EXERCISE 1 >>
According to the homily on Isaiah's sign to King Ahaz, what three things did Ahaz do to show his loyalty to Assyria?

EXCERPT PROVIDED >>
------------

Why does Isaiah in our 1st Reading today (Isaiah 7:10-14) insist on giving King Ahaz a sign, even though he says he doesn’t want one? You can see and hear me give this Homily on https://www.youtube.com/watch?v=dGDYvhgv8Ts


The answer is that Ahaz, threatened by local kings, had allied himself with the military might of Assyria; and then to demonstrate his loyalty this young king had sacrificed his son to the pagan gods of the Assyrians, ransacked the Jerusalem Temple of its treasure for a gift, and replaced the Jewish altar with one dedicated to pagan worship. Isaiah however insists that the true God is at work, even if Ahaz has rejected him, and that the sign of this is not some powerful army, but a defenceless young woman having a baby; so different from the fearsome armies of Assyria who would be more likely to rape and kill such a woman rather than show her respect.


Our problem is that we are so used to the idea that a young woman having a baby is a sign from God - Mary giving birth to Jesus - that we do not realise what a shocking idea this is. We proclaim in our Psalm today “The Lord’s is the earth and its fullness, the world and all its peoples… Let the Lord enter! He is the king of glory.” ; and then without realising how strange this is, we apply it to the birth of the helpless baby Jesus. In our 2nd Reading St Paul lays this paradox out very starkly. Jesus is both a human “descendant of David” and also “the Son of God in all his power.” Most people nowadays, whether they choose to believe or not to believe in God, tend to think of God as the supreme universal power, and ascribe to this power all sorts of semi-magical properties. It is very difficult to think of such a power as most of all present in a tiny human baby, that this baby is “Emmanuel” : God with us.


I think we are all much more like Ahaz than we care to admit. One of the problems is that the earlier views of God in the Bible are precisely ones of God as a god of war helping his people to defeat their enemies by giving them greater military might. It was only gradually, not least because Israel realised that there were many empires much more powerful than they were, that the prophets began to teach a different idea of what God’s power was like. So we get that great phrase from Psalm 20, Some trust in chariots and some in horses, but we trust in the name of the Lord our God.” Isaiah echoes this, not just as we see him in conflict with Ahaz today, but also very explicitly in Chapter 31 where he says “Woe to those .. who rely on horses, who trust in the multitude of their chariots .. but do not look to the Holy One of Israel, or seek help from the Lord.”

------------

RAW DATA >>
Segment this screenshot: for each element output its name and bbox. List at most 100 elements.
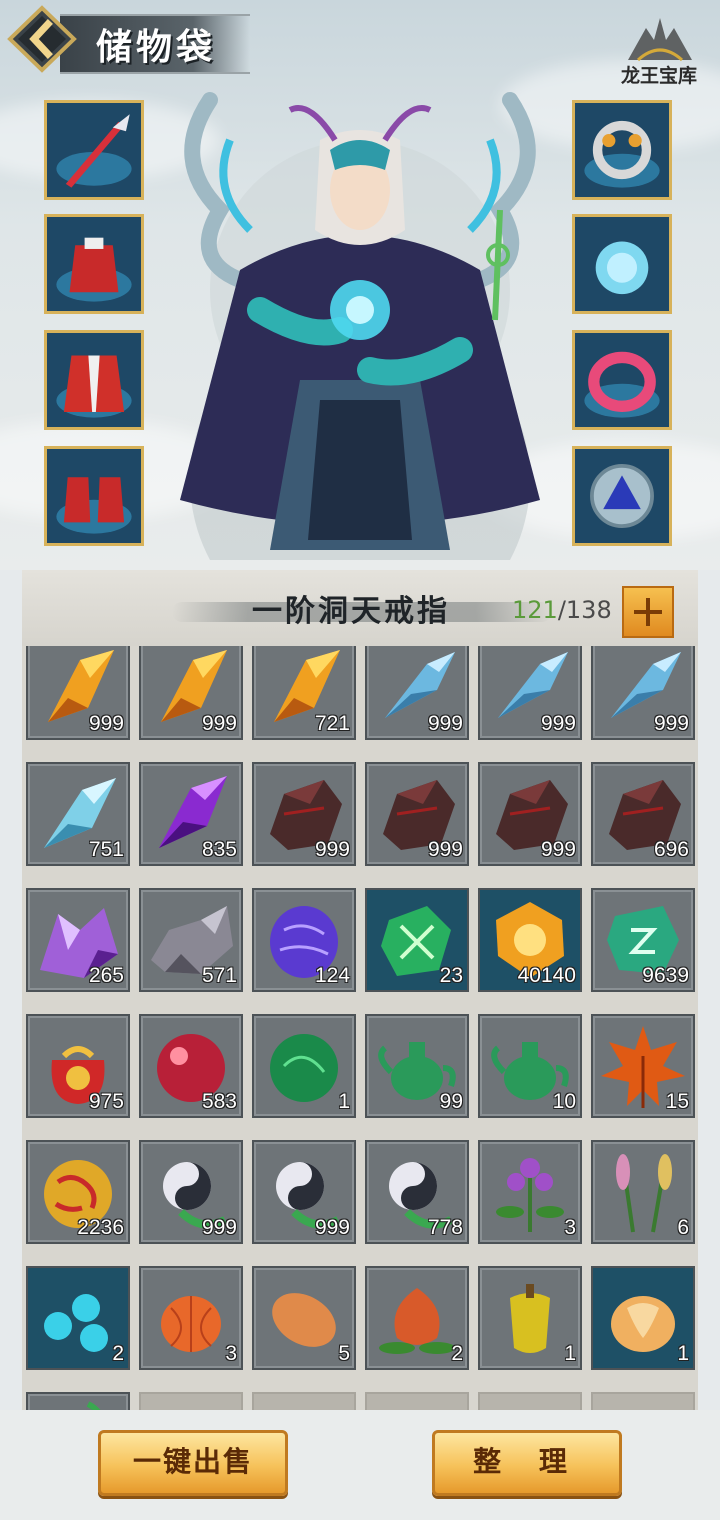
item-slot[interactable]: 99 bbox=[365, 1014, 469, 1118]
dragon-treasury-logo-icon bbox=[628, 18, 692, 62]
expand-capacity-button[interactable] bbox=[622, 586, 674, 638]
item-slot[interactable]: 583 bbox=[139, 1014, 243, 1118]
item-slot[interactable]: 999 bbox=[26, 646, 130, 740]
item-slot[interactable]: 1 bbox=[478, 1266, 582, 1370]
back-button[interactable] bbox=[6, 4, 78, 74]
item-count: 5 bbox=[338, 1342, 350, 1365]
item-slot[interactable]: 721 bbox=[252, 646, 356, 740]
item-count: 2 bbox=[451, 1342, 463, 1365]
item-slot[interactable]: 15 bbox=[591, 1014, 695, 1118]
item-count: 10 bbox=[552, 1090, 576, 1113]
equip-slot-robe[interactable] bbox=[44, 330, 144, 430]
sword-icon bbox=[47, 103, 141, 197]
item-row: 999 999 721 999 999 999 bbox=[26, 646, 696, 742]
item-slot[interactable]: 751 bbox=[26, 762, 130, 866]
equip-slot-bangle[interactable] bbox=[572, 330, 672, 430]
pink-bangle-icon bbox=[575, 333, 669, 427]
item-slot[interactable]: 999 bbox=[591, 646, 695, 740]
item-count: 999 bbox=[540, 838, 576, 861]
back-arrow-icon bbox=[7, 5, 77, 73]
item-slot[interactable]: 999 bbox=[252, 762, 356, 866]
item-count: 583 bbox=[201, 1090, 237, 1113]
gold-ring-icon bbox=[575, 103, 669, 197]
item-count: 9639 bbox=[642, 964, 689, 987]
item-count: 124 bbox=[314, 964, 350, 987]
item-count: 999 bbox=[88, 712, 124, 735]
empty-slot[interactable] bbox=[365, 1392, 469, 1410]
item-count: 696 bbox=[653, 838, 689, 861]
item-slot[interactable]: 124 bbox=[252, 888, 356, 992]
item-slot[interactable]: 1 bbox=[252, 1014, 356, 1118]
item-slot[interactable]: 999 bbox=[365, 646, 469, 740]
equip-slot-boots[interactable] bbox=[44, 446, 144, 546]
item-slot[interactable]: 2 bbox=[26, 1266, 130, 1370]
item-slot[interactable]: 835 bbox=[139, 762, 243, 866]
item-slot[interactable]: 6 bbox=[591, 1140, 695, 1244]
sell-all-button[interactable]: 一键出售 bbox=[98, 1430, 288, 1496]
item-count: 1 bbox=[677, 1342, 689, 1365]
empty-slot[interactable] bbox=[591, 1392, 695, 1410]
item-count: 2 bbox=[112, 1342, 124, 1365]
item-count: 1 bbox=[564, 1342, 576, 1365]
item-count: 3 bbox=[564, 1216, 576, 1239]
item-slot[interactable]: 571 bbox=[139, 888, 243, 992]
item-slot[interactable]: 999 bbox=[139, 1140, 243, 1244]
item-count: 999 bbox=[653, 712, 689, 735]
item-slot[interactable]: 999 bbox=[365, 762, 469, 866]
bottom-bar: 一键出售 整 理 bbox=[0, 1410, 720, 1520]
item-slot[interactable]: 696 bbox=[591, 762, 695, 866]
empty-slot[interactable] bbox=[139, 1392, 243, 1410]
item-count: 721 bbox=[314, 712, 350, 735]
equip-slot-ring1[interactable] bbox=[572, 100, 672, 200]
capacity-total: 138 bbox=[565, 596, 612, 624]
hero-character bbox=[180, 92, 540, 560]
item-slot[interactable]: 9639 bbox=[591, 888, 695, 992]
item-count: 99 bbox=[439, 1090, 463, 1113]
item-count: 15 bbox=[665, 1090, 689, 1113]
item-slot[interactable]: 2 bbox=[365, 1266, 469, 1370]
item-slot[interactable]: 999 bbox=[139, 646, 243, 740]
item-count: 23 bbox=[439, 964, 463, 987]
item-grid-scroll[interactable]: 999 999 721 999 999 999 751 835 999 999 999 696 265 5… bbox=[22, 646, 698, 1410]
boots-icon bbox=[47, 449, 141, 543]
item-count: 999 bbox=[540, 712, 576, 735]
item-count: 265 bbox=[88, 964, 124, 987]
equip-slot-orb[interactable] bbox=[572, 214, 672, 314]
page-title: 储物袋 bbox=[96, 26, 217, 68]
item-count: 571 bbox=[201, 964, 237, 987]
item-slot[interactable]: 975 bbox=[26, 1014, 130, 1118]
item-slot[interactable]: 999 bbox=[478, 646, 582, 740]
empty-slot[interactable] bbox=[252, 1392, 356, 1410]
equip-slot-weapon[interactable] bbox=[44, 100, 144, 200]
item-slot[interactable]: 10 bbox=[478, 1014, 582, 1118]
item-slot[interactable]: 2236 bbox=[26, 1140, 130, 1244]
item-row: 265 571 124 23 40140 9639 bbox=[26, 888, 696, 994]
item-slot[interactable]: 265 bbox=[26, 888, 130, 992]
item-slot[interactable]: 5 bbox=[252, 1266, 356, 1370]
item-slot[interactable]: 23 bbox=[365, 888, 469, 992]
item-slot[interactable]: 3 bbox=[478, 1140, 582, 1244]
character-panel: 储物袋 龙王宝库 bbox=[0, 0, 720, 570]
item-slot[interactable]: 40140 bbox=[478, 888, 582, 992]
green-item-icon bbox=[86, 1401, 101, 1410]
item-slot[interactable]: 999 bbox=[252, 1140, 356, 1244]
orb-ring-icon bbox=[575, 217, 669, 311]
item-slot[interactable]: 778 bbox=[365, 1140, 469, 1244]
equip-slot-amulet[interactable] bbox=[572, 446, 672, 546]
item-row: 975 583 1 99 10 15 bbox=[26, 1014, 696, 1120]
sort-button[interactable]: 整 理 bbox=[432, 1430, 622, 1496]
item-count: 999 bbox=[314, 1216, 350, 1239]
item-row: 2 3 5 2 1 1 bbox=[26, 1266, 696, 1372]
item-slot[interactable] bbox=[26, 1392, 130, 1410]
item-slot[interactable]: 1 bbox=[591, 1266, 695, 1370]
logo[interactable]: 龙王宝库 bbox=[608, 10, 710, 90]
item-slot[interactable]: 3 bbox=[139, 1266, 243, 1370]
equip-slot-armor[interactable] bbox=[44, 214, 144, 314]
item-count: 999 bbox=[314, 838, 350, 861]
item-slot[interactable]: 999 bbox=[478, 762, 582, 866]
item-count: 1 bbox=[338, 1090, 350, 1113]
item-count: 778 bbox=[427, 1216, 463, 1239]
logo-text: 龙王宝库 bbox=[620, 65, 697, 87]
empty-slot[interactable] bbox=[478, 1392, 582, 1410]
item-count: 40140 bbox=[517, 964, 576, 987]
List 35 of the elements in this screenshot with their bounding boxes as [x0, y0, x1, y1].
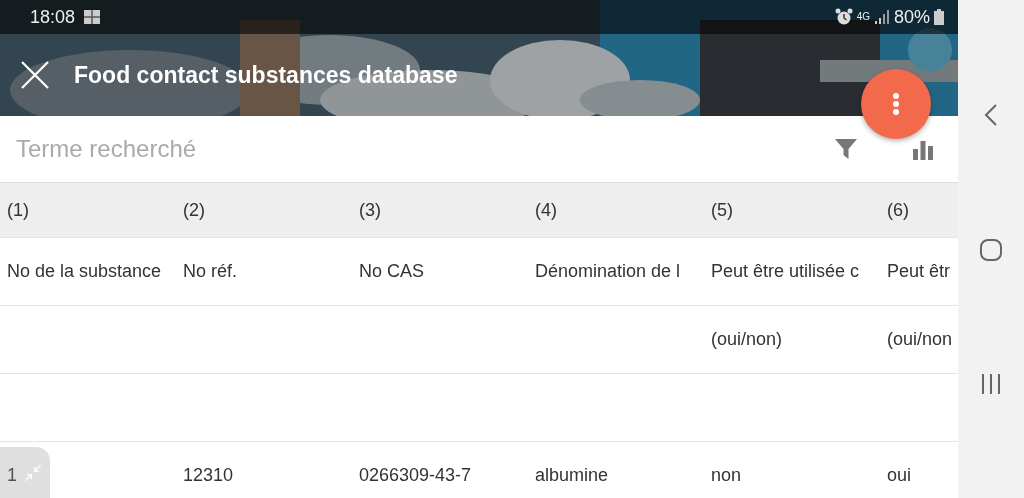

------------

EXERCISE 2 >>
In the rows, edit the lines starting with the line that contains "item-slot[interactable]: 99 bbox=[365, 1014, 469, 1118]" and going on through the line that contains "item-count: 1 bbox=[677, 1342, 689, 1365]" by replacing "item-count" with "stack-count" and leaving everything else unchanged. Return only those lines.

EXERCISE OUTPUT 1 >>
- He sacrificed his son to the pagan gods of the Assyrians.
- He ransacked the Jerusalem Temple of its treasure for a gift.
- He replaced the Jewish altar with one dedicated to pagan worship.

EXERCISE OUTPUT 2 >>
item-slot[interactable]: 99 bbox=[365, 1014, 469, 1118]
dragon-treasury-logo-icon bbox=[628, 18, 692, 62]
expand-capacity-button[interactable] bbox=[622, 586, 674, 638]
item-slot[interactable]: 583 bbox=[139, 1014, 243, 1118]
item-slot[interactable]: 999 bbox=[26, 646, 130, 740]
item-slot[interactable]: 1 bbox=[478, 1266, 582, 1370]
back-button[interactable] bbox=[6, 4, 78, 74]
stack-count: 5 bbox=[338, 1342, 350, 1365]
item-slot[interactable]: 721 bbox=[252, 646, 356, 740]
stack-count: 2 bbox=[451, 1342, 463, 1365]
item-slot[interactable]: 15 bbox=[591, 1014, 695, 1118]
stack-count: 10 bbox=[552, 1090, 576, 1113]
equip-slot-robe[interactable] bbox=[44, 330, 144, 430]
sword-icon bbox=[47, 103, 141, 197]
item-row: 999 999 721 999 999 999 bbox=[26, 646, 696, 742]
item-slot[interactable]: 751 bbox=[26, 762, 130, 866]
equip-slot-bangle[interactable] bbox=[572, 330, 672, 430]
pink-bangle-icon bbox=[575, 333, 669, 427]
item-slot[interactable]: 999 bbox=[591, 646, 695, 740]
stack-count: 999 bbox=[540, 838, 576, 861]
back-arrow-icon bbox=[7, 5, 77, 73]
item-slot[interactable]: 999 bbox=[252, 762, 356, 866]
stack-count: 583 bbox=[201, 1090, 237, 1113]
gold-ring-icon bbox=[575, 103, 669, 197]
stack-count: 9639 bbox=[642, 964, 689, 987]
stack-count: 124 bbox=[314, 964, 350, 987]
stack-count: 999 bbox=[88, 712, 124, 735]
empty-slot[interactable] bbox=[365, 1392, 469, 1410]
stack-count: 696 bbox=[653, 838, 689, 861]
item-slot[interactable]: 124 bbox=[252, 888, 356, 992]
item-slot[interactable]: 1 bbox=[252, 1014, 356, 1118]
item-slot[interactable]: 999 bbox=[365, 646, 469, 740]
equip-slot-boots[interactable] bbox=[44, 446, 144, 546]
item-slot[interactable]: 2 bbox=[26, 1266, 130, 1370]
item-slot[interactable]: 835 bbox=[139, 762, 243, 866]
item-slot[interactable]: 6 bbox=[591, 1140, 695, 1244]
sell-all-button[interactable]: 一键出售 bbox=[98, 1430, 288, 1496]
stack-count: 1 bbox=[677, 1342, 689, 1365]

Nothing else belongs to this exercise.